* [DATA TO PROCESS]

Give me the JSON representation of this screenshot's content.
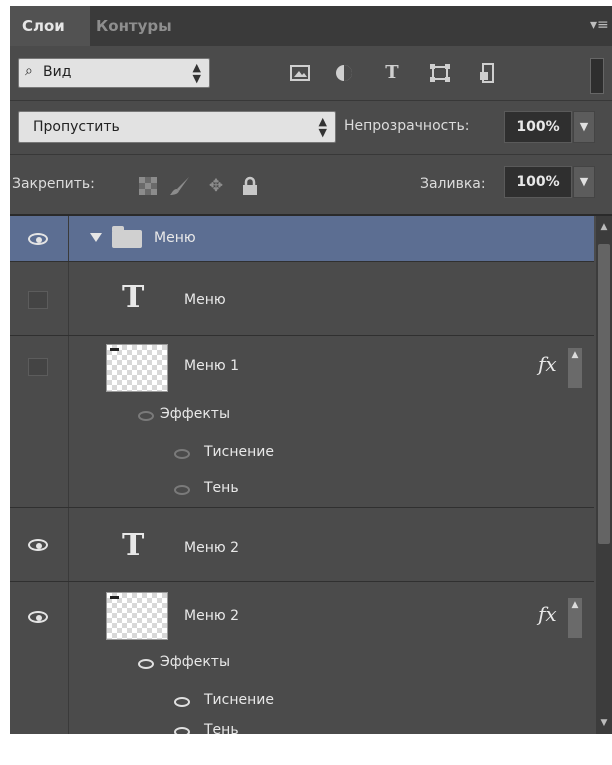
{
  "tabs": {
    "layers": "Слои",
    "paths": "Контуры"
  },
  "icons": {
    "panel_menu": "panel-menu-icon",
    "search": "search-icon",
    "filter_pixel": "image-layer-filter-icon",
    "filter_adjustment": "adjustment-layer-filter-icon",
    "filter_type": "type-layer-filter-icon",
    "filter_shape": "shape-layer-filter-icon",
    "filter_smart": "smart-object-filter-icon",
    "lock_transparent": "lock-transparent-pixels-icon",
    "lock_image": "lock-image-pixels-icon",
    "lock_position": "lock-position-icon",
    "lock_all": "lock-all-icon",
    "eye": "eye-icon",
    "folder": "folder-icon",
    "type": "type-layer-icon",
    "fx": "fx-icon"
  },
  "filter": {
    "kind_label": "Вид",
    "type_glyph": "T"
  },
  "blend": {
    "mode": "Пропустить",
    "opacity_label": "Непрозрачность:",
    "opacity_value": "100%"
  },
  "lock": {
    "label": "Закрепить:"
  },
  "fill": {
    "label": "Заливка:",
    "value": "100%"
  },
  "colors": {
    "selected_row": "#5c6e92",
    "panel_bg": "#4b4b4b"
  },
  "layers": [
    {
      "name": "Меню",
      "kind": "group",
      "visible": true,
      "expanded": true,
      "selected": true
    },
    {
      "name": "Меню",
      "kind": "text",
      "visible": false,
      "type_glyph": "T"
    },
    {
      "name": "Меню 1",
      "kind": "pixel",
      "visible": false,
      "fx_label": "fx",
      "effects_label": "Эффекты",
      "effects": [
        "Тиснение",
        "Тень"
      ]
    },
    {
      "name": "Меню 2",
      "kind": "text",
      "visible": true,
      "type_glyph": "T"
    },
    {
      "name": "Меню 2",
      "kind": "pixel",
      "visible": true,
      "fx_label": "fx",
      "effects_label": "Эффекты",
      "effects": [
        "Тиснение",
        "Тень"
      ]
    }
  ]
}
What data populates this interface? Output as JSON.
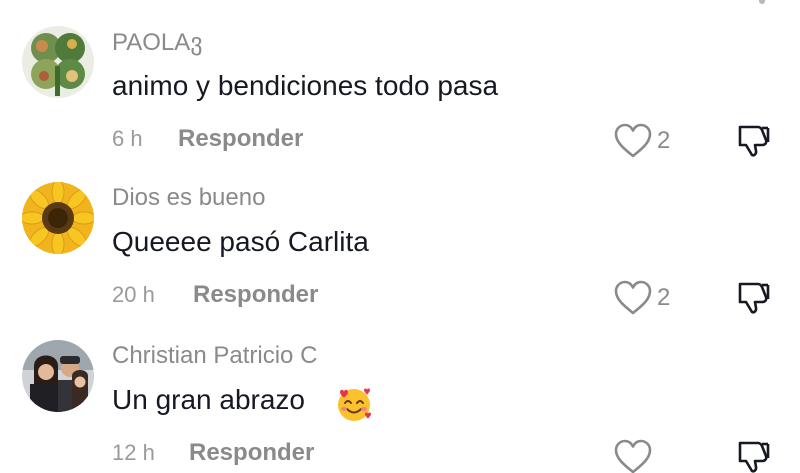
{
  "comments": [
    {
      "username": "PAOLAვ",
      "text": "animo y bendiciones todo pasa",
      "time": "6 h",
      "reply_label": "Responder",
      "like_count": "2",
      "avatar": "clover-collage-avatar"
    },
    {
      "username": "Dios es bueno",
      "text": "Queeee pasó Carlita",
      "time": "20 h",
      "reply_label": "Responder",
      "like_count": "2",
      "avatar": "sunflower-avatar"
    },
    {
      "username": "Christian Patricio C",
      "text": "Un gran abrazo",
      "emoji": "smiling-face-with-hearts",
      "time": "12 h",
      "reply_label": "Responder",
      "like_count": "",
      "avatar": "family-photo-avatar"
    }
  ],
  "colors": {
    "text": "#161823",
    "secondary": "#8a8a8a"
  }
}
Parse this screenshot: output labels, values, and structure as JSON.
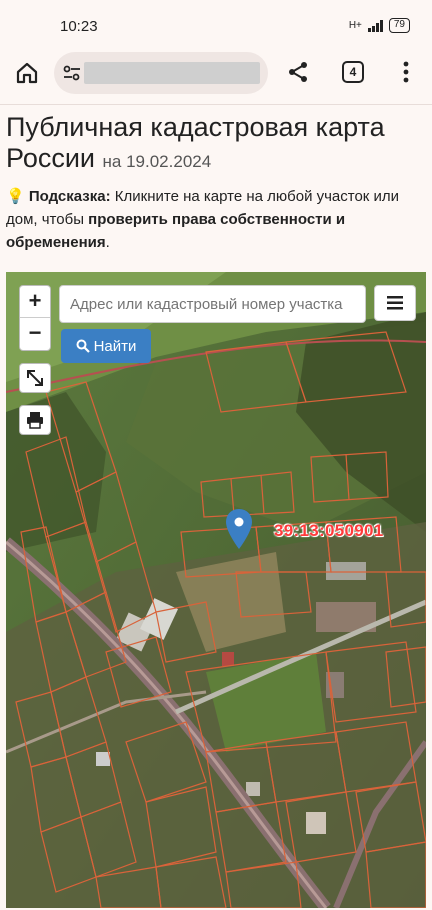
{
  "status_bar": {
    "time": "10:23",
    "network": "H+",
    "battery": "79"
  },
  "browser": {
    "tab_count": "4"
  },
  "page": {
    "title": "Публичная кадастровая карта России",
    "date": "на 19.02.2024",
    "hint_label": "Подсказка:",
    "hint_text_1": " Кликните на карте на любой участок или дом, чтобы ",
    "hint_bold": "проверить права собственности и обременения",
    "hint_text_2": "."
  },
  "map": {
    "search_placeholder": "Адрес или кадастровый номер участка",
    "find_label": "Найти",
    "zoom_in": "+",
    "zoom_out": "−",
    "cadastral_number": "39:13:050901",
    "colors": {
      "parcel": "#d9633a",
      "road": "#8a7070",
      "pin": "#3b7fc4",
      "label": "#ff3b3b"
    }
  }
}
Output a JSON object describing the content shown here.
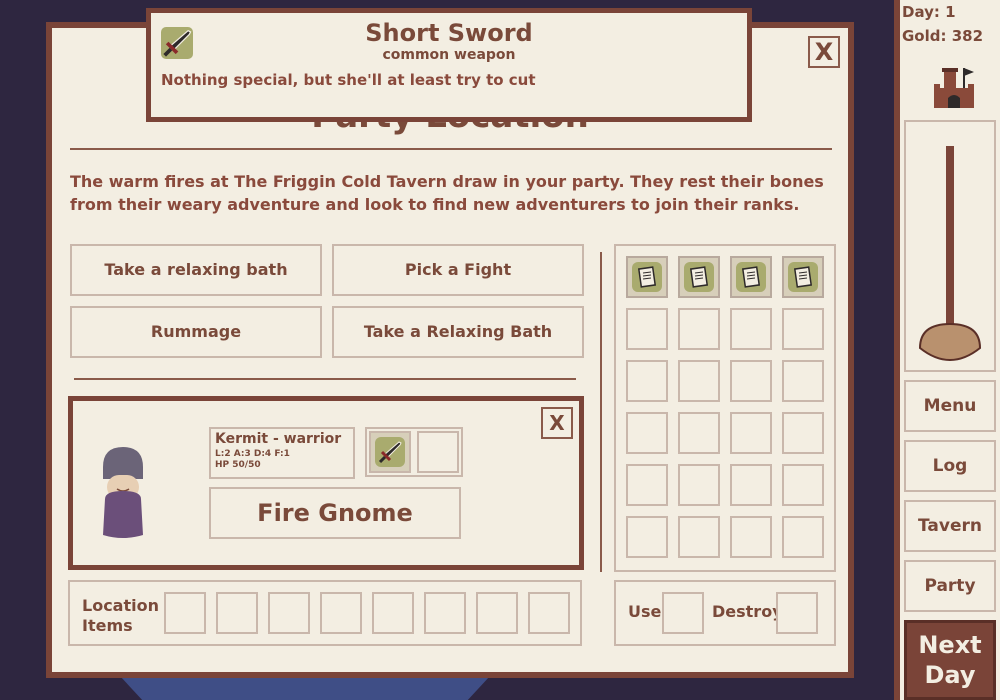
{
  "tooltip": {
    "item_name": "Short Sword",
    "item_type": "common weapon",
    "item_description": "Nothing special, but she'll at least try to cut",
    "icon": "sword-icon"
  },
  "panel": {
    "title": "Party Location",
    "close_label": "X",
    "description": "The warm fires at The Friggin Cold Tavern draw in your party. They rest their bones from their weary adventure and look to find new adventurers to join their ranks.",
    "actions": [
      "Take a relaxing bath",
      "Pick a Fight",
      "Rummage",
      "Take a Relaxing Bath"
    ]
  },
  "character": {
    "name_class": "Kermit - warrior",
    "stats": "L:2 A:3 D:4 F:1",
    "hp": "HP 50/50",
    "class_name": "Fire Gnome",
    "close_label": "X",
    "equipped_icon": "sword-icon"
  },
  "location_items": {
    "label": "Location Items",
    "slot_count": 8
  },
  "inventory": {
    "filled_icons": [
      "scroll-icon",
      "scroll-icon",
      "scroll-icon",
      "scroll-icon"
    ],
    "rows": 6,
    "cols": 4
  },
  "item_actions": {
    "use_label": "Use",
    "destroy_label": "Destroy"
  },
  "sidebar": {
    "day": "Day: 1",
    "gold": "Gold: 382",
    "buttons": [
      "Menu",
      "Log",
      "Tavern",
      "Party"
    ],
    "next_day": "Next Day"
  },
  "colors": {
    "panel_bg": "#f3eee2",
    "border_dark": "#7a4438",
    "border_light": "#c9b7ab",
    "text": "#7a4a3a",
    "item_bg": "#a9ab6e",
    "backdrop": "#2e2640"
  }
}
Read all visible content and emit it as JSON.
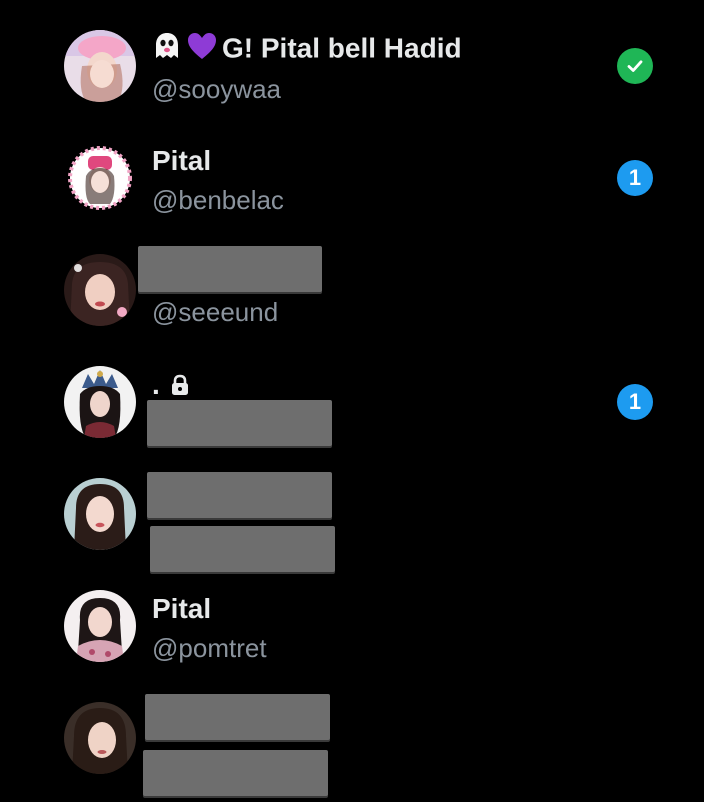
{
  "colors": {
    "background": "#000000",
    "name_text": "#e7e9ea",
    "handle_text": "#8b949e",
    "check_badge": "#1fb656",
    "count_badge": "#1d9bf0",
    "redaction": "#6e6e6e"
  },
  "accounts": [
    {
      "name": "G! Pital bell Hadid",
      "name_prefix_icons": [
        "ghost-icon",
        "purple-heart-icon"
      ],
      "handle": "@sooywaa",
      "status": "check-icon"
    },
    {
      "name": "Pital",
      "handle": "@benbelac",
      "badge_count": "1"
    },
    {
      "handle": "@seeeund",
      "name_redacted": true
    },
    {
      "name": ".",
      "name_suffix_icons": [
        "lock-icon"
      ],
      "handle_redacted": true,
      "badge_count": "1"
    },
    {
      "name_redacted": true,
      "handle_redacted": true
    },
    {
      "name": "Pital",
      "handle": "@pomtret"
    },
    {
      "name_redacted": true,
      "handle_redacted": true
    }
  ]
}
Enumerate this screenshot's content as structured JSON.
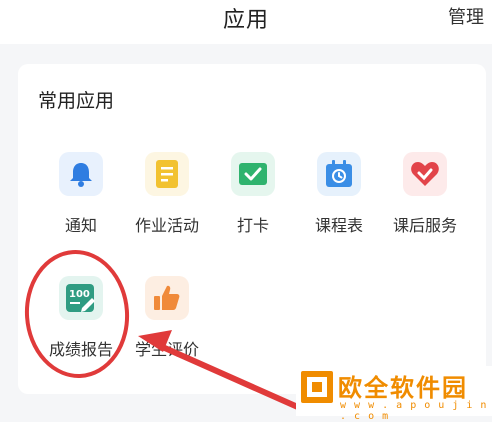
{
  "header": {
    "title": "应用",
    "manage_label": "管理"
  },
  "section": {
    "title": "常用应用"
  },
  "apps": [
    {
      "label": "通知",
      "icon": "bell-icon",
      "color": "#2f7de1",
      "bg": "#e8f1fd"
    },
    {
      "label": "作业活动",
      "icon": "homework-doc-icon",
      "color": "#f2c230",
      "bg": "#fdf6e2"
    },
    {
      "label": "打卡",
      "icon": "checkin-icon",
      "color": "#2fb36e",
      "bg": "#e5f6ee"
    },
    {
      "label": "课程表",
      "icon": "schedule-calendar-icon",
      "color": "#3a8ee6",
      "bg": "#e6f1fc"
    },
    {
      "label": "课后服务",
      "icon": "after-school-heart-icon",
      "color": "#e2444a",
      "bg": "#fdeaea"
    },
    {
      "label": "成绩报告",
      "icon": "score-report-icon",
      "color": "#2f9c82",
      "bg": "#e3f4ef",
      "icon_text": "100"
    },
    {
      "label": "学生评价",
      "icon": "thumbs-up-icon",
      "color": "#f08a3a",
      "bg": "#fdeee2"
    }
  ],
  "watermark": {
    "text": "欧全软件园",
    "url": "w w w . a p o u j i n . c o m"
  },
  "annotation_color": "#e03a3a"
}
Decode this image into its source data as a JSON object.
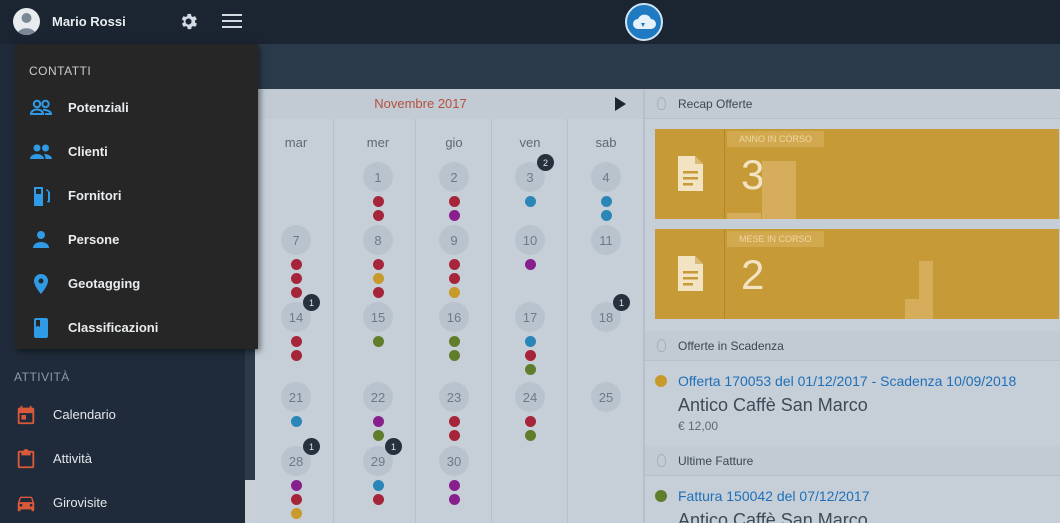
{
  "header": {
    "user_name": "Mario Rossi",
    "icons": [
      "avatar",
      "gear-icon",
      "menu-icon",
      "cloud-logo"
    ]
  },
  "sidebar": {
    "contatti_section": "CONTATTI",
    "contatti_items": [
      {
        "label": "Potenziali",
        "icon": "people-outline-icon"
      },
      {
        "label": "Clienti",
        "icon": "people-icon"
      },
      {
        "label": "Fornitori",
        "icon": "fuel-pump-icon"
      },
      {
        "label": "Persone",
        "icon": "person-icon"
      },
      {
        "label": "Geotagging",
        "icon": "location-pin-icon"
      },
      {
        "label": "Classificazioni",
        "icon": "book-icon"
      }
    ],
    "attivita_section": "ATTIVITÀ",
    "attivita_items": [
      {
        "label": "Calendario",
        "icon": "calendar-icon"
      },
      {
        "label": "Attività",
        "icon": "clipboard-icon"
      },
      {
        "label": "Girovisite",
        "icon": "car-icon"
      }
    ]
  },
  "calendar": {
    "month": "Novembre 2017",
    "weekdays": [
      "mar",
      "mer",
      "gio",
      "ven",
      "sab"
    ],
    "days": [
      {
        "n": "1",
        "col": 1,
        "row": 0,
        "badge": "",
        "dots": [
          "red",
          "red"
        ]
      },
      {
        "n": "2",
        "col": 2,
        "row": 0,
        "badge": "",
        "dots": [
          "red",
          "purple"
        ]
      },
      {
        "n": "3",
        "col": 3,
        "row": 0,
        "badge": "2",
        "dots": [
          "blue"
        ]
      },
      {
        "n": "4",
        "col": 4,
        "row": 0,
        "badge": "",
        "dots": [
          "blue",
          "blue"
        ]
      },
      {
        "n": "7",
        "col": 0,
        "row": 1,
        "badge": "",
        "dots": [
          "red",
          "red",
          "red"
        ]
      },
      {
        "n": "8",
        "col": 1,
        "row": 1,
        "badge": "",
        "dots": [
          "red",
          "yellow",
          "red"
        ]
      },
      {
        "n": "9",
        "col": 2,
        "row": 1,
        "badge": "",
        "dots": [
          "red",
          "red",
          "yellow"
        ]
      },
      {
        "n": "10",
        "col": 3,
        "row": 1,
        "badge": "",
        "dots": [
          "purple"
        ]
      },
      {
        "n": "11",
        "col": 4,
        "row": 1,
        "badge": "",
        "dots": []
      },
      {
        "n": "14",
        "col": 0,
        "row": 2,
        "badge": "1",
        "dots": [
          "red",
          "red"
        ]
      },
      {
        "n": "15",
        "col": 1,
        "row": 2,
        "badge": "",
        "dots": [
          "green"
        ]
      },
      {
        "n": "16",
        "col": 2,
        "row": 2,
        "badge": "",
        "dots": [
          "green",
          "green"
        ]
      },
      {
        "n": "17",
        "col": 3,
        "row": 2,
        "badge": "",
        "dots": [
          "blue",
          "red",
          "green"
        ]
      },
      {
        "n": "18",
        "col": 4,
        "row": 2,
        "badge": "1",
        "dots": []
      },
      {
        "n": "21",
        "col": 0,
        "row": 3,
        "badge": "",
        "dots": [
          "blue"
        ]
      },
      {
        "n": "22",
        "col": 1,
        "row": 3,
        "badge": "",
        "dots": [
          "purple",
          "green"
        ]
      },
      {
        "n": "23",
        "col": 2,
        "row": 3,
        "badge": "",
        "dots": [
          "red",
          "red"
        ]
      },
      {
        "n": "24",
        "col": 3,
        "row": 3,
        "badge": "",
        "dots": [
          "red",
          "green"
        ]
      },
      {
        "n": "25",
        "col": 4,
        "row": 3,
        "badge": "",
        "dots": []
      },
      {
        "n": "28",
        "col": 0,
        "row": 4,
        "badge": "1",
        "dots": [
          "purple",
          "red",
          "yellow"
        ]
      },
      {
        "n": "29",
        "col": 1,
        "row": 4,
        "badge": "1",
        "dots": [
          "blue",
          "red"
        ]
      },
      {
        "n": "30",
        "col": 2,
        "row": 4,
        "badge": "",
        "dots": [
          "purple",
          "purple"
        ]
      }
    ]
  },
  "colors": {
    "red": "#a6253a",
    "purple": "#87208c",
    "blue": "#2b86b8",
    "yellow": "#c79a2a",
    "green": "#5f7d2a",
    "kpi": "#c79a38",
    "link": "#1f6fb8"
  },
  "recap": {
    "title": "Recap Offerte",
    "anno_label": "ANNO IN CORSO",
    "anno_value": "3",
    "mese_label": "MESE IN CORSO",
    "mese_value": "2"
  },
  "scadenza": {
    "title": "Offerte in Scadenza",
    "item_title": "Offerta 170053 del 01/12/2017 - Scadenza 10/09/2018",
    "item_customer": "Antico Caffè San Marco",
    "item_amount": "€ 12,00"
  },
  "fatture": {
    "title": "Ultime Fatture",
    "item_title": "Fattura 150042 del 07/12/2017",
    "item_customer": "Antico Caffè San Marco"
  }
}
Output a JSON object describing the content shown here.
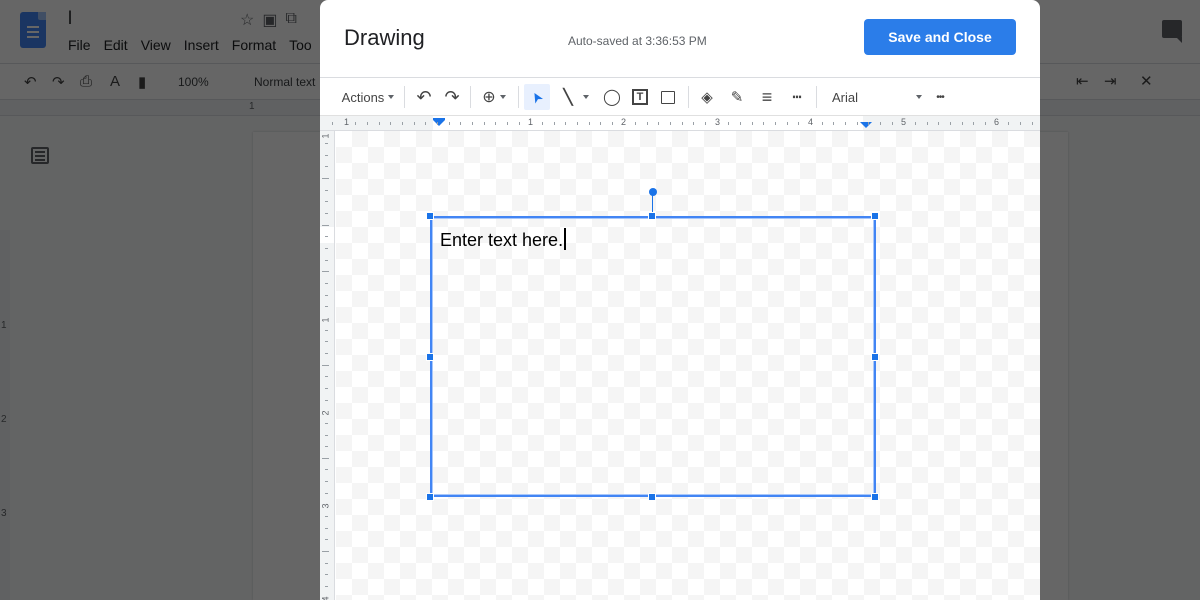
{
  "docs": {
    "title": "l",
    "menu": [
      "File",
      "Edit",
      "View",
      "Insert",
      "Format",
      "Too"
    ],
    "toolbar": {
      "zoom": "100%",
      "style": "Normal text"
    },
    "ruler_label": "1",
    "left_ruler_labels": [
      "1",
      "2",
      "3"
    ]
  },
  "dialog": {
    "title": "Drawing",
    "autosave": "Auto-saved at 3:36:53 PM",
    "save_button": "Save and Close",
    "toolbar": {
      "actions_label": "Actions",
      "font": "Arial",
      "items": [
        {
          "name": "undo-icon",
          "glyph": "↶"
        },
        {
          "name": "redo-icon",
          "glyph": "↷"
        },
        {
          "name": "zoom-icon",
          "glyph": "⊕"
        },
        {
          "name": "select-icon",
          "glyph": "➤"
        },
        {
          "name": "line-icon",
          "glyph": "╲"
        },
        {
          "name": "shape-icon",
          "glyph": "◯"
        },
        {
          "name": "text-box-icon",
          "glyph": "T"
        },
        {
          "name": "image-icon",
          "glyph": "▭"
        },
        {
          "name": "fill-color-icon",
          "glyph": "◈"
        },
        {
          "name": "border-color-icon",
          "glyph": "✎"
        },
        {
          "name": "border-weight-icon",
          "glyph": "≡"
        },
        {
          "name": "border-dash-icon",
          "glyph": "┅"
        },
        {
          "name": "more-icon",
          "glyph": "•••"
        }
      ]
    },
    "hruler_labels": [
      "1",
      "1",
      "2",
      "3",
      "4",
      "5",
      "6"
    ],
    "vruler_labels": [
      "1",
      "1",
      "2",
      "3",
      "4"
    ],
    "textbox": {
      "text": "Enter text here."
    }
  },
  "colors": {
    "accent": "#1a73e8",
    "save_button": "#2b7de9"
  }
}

* [WORK TO COMPLETE] Extract all lines that hold the word "people".

* [OUTPUT]
        "icon": "people-outline-icon"
        "icon": "people-icon"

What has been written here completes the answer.